--- Start ---
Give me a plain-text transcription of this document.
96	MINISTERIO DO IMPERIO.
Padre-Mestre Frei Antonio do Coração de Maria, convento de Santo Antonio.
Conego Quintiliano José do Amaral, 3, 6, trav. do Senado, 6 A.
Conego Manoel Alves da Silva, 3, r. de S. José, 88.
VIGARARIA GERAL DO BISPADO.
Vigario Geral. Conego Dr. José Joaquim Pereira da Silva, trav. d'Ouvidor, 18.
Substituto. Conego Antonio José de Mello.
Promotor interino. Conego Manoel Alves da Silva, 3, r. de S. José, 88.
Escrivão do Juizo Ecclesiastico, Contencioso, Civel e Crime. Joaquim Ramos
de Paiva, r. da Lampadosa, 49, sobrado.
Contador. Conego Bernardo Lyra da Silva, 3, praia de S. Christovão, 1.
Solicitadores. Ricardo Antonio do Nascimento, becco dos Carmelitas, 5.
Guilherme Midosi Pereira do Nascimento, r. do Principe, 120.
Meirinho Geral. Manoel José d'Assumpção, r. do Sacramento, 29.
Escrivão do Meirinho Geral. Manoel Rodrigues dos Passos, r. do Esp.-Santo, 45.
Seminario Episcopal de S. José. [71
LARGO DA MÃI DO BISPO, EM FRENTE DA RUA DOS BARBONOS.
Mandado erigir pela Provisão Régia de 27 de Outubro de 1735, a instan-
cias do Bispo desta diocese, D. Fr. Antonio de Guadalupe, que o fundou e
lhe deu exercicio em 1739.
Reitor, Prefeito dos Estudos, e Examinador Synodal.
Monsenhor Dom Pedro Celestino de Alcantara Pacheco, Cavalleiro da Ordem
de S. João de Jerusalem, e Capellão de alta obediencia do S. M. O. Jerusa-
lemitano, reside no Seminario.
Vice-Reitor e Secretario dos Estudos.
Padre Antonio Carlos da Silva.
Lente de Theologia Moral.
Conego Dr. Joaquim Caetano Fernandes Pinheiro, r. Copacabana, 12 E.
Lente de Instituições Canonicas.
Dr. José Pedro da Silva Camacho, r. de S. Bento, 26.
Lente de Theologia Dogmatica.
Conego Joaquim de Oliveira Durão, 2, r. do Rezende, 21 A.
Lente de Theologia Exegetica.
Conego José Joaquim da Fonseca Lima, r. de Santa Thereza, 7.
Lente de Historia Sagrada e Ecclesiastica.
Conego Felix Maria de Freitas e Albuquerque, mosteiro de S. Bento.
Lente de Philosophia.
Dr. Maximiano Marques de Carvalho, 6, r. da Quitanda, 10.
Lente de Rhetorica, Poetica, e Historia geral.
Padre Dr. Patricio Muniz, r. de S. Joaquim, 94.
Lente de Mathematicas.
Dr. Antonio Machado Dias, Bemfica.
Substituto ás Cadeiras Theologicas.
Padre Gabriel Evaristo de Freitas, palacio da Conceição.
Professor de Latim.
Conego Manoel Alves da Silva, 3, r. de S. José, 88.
--- End ---
Locate all lines holding the word "Padre", then copy them out.

Padre-Mestre Frei Antonio do Coração de Maria, convento de Santo Antonio.
Padre Antonio Carlos da Silva.
Padre Dr. Patricio Muniz, r. de S. Joaquim, 94.
Padre Gabriel Evaristo de Freitas, palacio da Conceição.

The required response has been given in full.